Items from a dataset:
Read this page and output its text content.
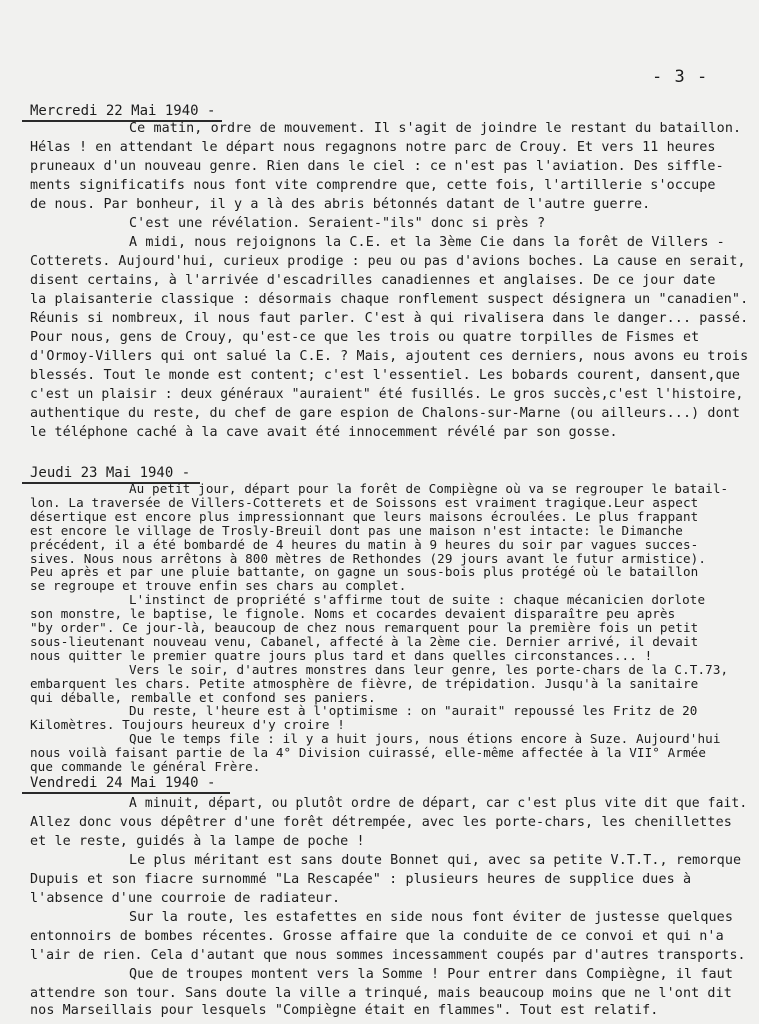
- 3 -
Mercredi 22 Mai 1940 -
Ce matin, ordre de mouvement. Il s'agit de joindre le restant du bataillon.
Hélas ! en attendant le départ nous regagnons notre parc de Crouy. Et vers 11 heures
pruneaux d'un nouveau genre. Rien dans le ciel : ce n'est pas l'aviation. Des siffle-
ments significatifs nous font vite comprendre que, cette fois, l'artillerie s'occupe
de nous. Par bonheur, il y a là des abris bétonnés datant de l'autre guerre.
C'est une révélation. Seraient-"ils" donc si près ?
A midi, nous rejoignons la C.E. et la 3ème Cie dans la forêt de Villers -
Cotterets. Aujourd'hui, curieux prodige : peu ou pas d'avions boches. La cause en serait,
disent certains, à l'arrivée d'escadrilles canadiennes et anglaises. De ce jour date
la plaisanterie classique : désormais chaque ronflement suspect désignera un "canadien".
Réunis si nombreux, il nous faut parler. C'est à qui rivalisera dans le danger... passé.
Pour nous, gens de Crouy, qu'est-ce que les trois ou quatre torpilles de Fismes et
d'Ormoy-Villers qui ont salué la C.E. ? Mais, ajoutent ces derniers, nous avons eu trois
blessés. Tout le monde est content; c'est l'essentiel. Les bobards courent, dansent,que
c'est un plaisir : deux généraux "auraient" été fusillés. Le gros succès,c'est l'histoire,
authentique du reste, du chef de gare espion de Chalons-sur-Marne (ou ailleurs...) dont
le téléphone caché à la cave avait été innocemment révélé par son gosse.
Jeudi 23 Mai 1940 -
Au petit jour, départ pour la forêt de Compiègne où va se regrouper le batail-
lon. La traversée de Villers-Cotterets et de Soissons est vraiment tragique.Leur aspect
désertique est encore plus impressionnant que leurs maisons écroulées. Le plus frappant
est encore le village de Trosly-Breuil dont pas une maison n'est intacte: le Dimanche
précédent, il a été bombardé de 4 heures du matin à 9 heures du soir par vagues succes-
sives. Nous nous arrêtons à 800 mètres de Rethondes (29 jours avant le futur armistice).
Peu après et par une pluie battante, on gagne un sous-bois plus protégé où le bataillon
se regroupe et trouve enfin ses chars au complet.
L'instinct de propriété s'affirme tout de suite : chaque mécanicien dorlote
son monstre, le baptise, le fignole. Noms et cocardes devaient disparaître peu après
"by order". Ce jour-là, beaucoup de chez nous remarquent pour la première fois un petit
sous-lieutenant nouveau venu, Cabanel, affecté à la 2ème cie. Dernier arrivé, il devait
nous quitter le premier quatre jours plus tard et dans quelles circonstances... !
Vers le soir, d'autres monstres dans leur genre, les porte-chars de la C.T.73,
embarquent les chars. Petite atmosphère de fièvre, de trépidation. Jusqu'à la sanitaire
qui déballe, remballe et confond ses paniers.
Du reste, l'heure est à l'optimisme : on "aurait" repoussé les Fritz de 20
Kilomètres. Toujours heureux d'y croire !
Que le temps file : il y a huit jours, nous étions encore à Suze. Aujourd'hui
nous voilà faisant partie de la 4° Division cuirassé, elle-même affectée à la VII° Armée
que commande le général Frère.
Vendredi 24 Mai 1940 -
A minuit, départ, ou plutôt ordre de départ, car c'est plus vite dit que fait.
Allez donc vous dépêtrer d'une forêt détrempée, avec les porte-chars, les chenillettes
et le reste, guidés à la lampe de poche !
Le plus méritant est sans doute Bonnet qui, avec sa petite V.T.T., remorque
Dupuis et son fiacre surnommé "La Rescapée" : plusieurs heures de supplice dues à
l'absence d'une courroie de radiateur.
Sur la route, les estafettes en side nous font éviter de justesse quelques
entonnoirs de bombes récentes. Grosse affaire que la conduite de ce convoi et qui n'a
l'air de rien. Cela d'autant que nous sommes incessamment coupés par d'autres transports.
Que de troupes montent vers la Somme ! Pour entrer dans Compiègne, il faut
attendre son tour. Sans doute la ville a trinqué, mais beaucoup moins que ne l'ont dit
nos Marseillais pour lesquels "Compiègne était en flammes". Tout est relatif.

**What is needed**. Exclude the pictures and transcribe all of the entries exactly.

**Output below**.
Read this page and output its text content.
- 3 -
Mercredi 22 Mai 1940 -
Ce matin, ordre de mouvement. Il s'agit de joindre le restant du bataillon.
Hélas ! en attendant le départ nous regagnons notre parc de Crouy. Et vers 11 heures
pruneaux d'un nouveau genre. Rien dans le ciel : ce n'est pas l'aviation. Des siffle-
ments significatifs nous font vite comprendre que, cette fois, l'artillerie s'occupe
de nous. Par bonheur, il y a là des abris bétonnés datant de l'autre guerre.
C'est une révélation. Seraient-"ils" donc si près ?
A midi, nous rejoignons la C.E. et la 3ème Cie dans la forêt de Villers -
Cotterets. Aujourd'hui, curieux prodige : peu ou pas d'avions boches. La cause en serait,
disent certains, à l'arrivée d'escadrilles canadiennes et anglaises. De ce jour date
la plaisanterie classique : désormais chaque ronflement suspect désignera un "canadien".
Réunis si nombreux, il nous faut parler. C'est à qui rivalisera dans le danger... passé.
Pour nous, gens de Crouy, qu'est-ce que les trois ou quatre torpilles de Fismes et
d'Ormoy-Villers qui ont salué la C.E. ? Mais, ajoutent ces derniers, nous avons eu trois
blessés. Tout le monde est content; c'est l'essentiel. Les bobards courent, dansent,que
c'est un plaisir : deux généraux "auraient" été fusillés. Le gros succès,c'est l'histoire,
authentique du reste, du chef de gare espion de Chalons-sur-Marne (ou ailleurs...) dont
le téléphone caché à la cave avait été innocemment révélé par son gosse.
Jeudi 23 Mai 1940 -
Au petit jour, départ pour la forêt de Compiègne où va se regrouper le batail-
lon. La traversée de Villers-Cotterets et de Soissons est vraiment tragique.Leur aspect
désertique est encore plus impressionnant que leurs maisons écroulées. Le plus frappant
est encore le village de Trosly-Breuil dont pas une maison n'est intacte: le Dimanche
précédent, il a été bombardé de 4 heures du matin à 9 heures du soir par vagues succes-
sives. Nous nous arrêtons à 800 mètres de Rethondes (29 jours avant le futur armistice).
Peu après et par une pluie battante, on gagne un sous-bois plus protégé où le bataillon
se regroupe et trouve enfin ses chars au complet.
L'instinct de propriété s'affirme tout de suite : chaque mécanicien dorlote
son monstre, le baptise, le fignole. Noms et cocardes devaient disparaître peu après
"by order". Ce jour-là, beaucoup de chez nous remarquent pour la première fois un petit
sous-lieutenant nouveau venu, Cabanel, affecté à la 2ème cie. Dernier arrivé, il devait
nous quitter le premier quatre jours plus tard et dans quelles circonstances... !
Vers le soir, d'autres monstres dans leur genre, les porte-chars de la C.T.73,
embarquent les chars. Petite atmosphère de fièvre, de trépidation. Jusqu'à la sanitaire
qui déballe, remballe et confond ses paniers.
Du reste, l'heure est à l'optimisme : on "aurait" repoussé les Fritz de 20
Kilomètres. Toujours heureux d'y croire !
Que le temps file : il y a huit jours, nous étions encore à Suze. Aujourd'hui
nous voilà faisant partie de la 4° Division cuirassé, elle-même affectée à la VII° Armée
que commande le général Frère.
Vendredi 24 Mai 1940 -
A minuit, départ, ou plutôt ordre de départ, car c'est plus vite dit que fait.
Allez donc vous dépêtrer d'une forêt détrempée, avec les porte-chars, les chenillettes
et le reste, guidés à la lampe de poche !
Le plus méritant est sans doute Bonnet qui, avec sa petite V.T.T., remorque
Dupuis et son fiacre surnommé "La Rescapée" : plusieurs heures de supplice dues à
l'absence d'une courroie de radiateur.
Sur la route, les estafettes en side nous font éviter de justesse quelques
entonnoirs de bombes récentes. Grosse affaire que la conduite de ce convoi et qui n'a
l'air de rien. Cela d'autant que nous sommes incessamment coupés par d'autres transports.
Que de troupes montent vers la Somme ! Pour entrer dans Compiègne, il faut
attendre son tour. Sans doute la ville a trinqué, mais beaucoup moins que ne l'ont dit
nos Marseillais pour lesquels "Compiègne était en flammes". Tout est relatif.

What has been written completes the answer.